= Task =
Return each line containing the string "τρόφιμο".

= Data listing =
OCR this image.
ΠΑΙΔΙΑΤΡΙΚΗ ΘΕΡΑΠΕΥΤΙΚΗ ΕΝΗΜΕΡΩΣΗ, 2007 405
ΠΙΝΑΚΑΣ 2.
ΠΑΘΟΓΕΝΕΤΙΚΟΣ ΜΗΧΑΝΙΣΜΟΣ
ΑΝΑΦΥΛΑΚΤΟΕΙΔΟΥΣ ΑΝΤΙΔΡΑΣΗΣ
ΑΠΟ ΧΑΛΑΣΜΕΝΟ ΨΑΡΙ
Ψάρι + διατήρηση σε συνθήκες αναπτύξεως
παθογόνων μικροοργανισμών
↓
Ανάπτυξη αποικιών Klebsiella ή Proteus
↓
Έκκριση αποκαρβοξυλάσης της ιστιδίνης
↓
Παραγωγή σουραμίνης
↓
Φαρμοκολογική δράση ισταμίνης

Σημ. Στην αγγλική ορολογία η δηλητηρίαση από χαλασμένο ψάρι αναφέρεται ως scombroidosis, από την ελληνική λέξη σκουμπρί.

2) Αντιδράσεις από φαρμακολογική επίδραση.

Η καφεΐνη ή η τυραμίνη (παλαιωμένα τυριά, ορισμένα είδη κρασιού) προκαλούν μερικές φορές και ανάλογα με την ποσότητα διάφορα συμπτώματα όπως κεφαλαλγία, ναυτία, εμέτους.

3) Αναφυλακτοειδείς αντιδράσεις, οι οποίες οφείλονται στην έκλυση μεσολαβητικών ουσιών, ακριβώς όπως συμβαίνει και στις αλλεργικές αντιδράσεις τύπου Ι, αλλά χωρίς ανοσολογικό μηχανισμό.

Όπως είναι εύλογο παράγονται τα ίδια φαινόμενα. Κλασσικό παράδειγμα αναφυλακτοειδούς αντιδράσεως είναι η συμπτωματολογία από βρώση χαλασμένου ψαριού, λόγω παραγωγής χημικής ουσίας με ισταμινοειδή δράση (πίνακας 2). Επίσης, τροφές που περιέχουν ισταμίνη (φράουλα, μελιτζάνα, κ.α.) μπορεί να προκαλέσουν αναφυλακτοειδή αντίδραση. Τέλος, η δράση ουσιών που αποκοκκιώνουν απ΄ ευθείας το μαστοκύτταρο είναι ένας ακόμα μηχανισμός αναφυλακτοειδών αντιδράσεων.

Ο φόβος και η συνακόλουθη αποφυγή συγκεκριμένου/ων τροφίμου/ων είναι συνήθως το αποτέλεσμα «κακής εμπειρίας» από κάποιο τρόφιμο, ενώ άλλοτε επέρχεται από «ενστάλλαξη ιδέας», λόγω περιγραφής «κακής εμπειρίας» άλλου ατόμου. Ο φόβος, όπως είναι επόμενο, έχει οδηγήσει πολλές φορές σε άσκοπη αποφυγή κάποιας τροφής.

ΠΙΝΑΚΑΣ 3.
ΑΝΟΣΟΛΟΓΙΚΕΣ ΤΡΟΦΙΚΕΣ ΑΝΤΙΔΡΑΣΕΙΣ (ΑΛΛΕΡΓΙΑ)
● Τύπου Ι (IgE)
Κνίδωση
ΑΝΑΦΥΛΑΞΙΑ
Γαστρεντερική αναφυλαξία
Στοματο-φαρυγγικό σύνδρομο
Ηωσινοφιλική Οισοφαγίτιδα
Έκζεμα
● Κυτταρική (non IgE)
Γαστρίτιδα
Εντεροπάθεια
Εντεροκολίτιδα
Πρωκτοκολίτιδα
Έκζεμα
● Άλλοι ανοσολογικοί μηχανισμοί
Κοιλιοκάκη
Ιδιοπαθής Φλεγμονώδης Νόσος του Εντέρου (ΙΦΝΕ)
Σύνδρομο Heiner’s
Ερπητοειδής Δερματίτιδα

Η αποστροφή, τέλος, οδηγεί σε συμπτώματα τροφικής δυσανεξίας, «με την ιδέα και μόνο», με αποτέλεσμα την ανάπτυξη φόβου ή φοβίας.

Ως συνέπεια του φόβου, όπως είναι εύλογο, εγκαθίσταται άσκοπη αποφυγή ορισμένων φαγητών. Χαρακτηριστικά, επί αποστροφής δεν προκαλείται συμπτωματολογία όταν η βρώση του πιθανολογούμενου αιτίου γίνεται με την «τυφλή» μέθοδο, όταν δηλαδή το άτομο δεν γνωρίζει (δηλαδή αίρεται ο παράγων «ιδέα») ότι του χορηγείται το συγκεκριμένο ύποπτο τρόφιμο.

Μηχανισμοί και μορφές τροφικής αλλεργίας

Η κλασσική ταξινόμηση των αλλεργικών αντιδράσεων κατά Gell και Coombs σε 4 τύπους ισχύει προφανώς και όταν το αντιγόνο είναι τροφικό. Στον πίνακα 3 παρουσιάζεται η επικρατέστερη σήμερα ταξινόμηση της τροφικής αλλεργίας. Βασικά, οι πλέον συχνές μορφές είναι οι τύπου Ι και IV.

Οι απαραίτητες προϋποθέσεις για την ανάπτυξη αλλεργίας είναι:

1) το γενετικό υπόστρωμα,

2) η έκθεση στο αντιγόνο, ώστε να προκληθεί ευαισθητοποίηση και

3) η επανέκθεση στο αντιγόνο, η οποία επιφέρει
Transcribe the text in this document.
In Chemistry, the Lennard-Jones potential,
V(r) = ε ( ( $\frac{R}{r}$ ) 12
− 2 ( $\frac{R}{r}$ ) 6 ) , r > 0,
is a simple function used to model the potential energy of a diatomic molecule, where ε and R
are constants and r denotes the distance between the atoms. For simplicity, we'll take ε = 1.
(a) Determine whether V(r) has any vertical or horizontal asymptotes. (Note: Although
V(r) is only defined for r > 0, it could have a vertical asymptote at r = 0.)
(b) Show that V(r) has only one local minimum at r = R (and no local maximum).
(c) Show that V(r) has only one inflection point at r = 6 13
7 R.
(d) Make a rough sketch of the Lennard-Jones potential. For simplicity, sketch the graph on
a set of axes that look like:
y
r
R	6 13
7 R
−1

= Correct output =
Ο φόβος και η συνακόλουθη αποφυγή συγκεκριμένου/ων τροφίμου/ων είναι συνήθως το αποτέλεσμα «κακής εμπειρίας» από κάποιο τρόφιμο, ενώ άλλοτε επέρχεται από «ενστάλλαξη ιδέας», λόγω περιγραφής «κακής εμπειρίας» άλλου ατόμου. Ο φόβος, όπως είναι επόμενο, έχει οδηγήσει πολλές φορές σε άσκοπη αποφυγή κάποιας τροφής.
Ως συνέπεια του φόβου, όπως είναι εύλογο, εγκαθίσταται άσκοπη αποφυγή ορισμένων φαγητών. Χαρακτηριστικά, επί αποστροφής δεν προκαλείται συμπτωματολογία όταν η βρώση του πιθανολογούμενου αιτίου γίνεται με την «τυφλή» μέθοδο, όταν δηλαδή το άτομο δεν γνωρίζει (δηλαδή αίρεται ο παράγων «ιδέα») ότι του χορηγείται το συγκεκριμένο ύποπτο τρόφιμο.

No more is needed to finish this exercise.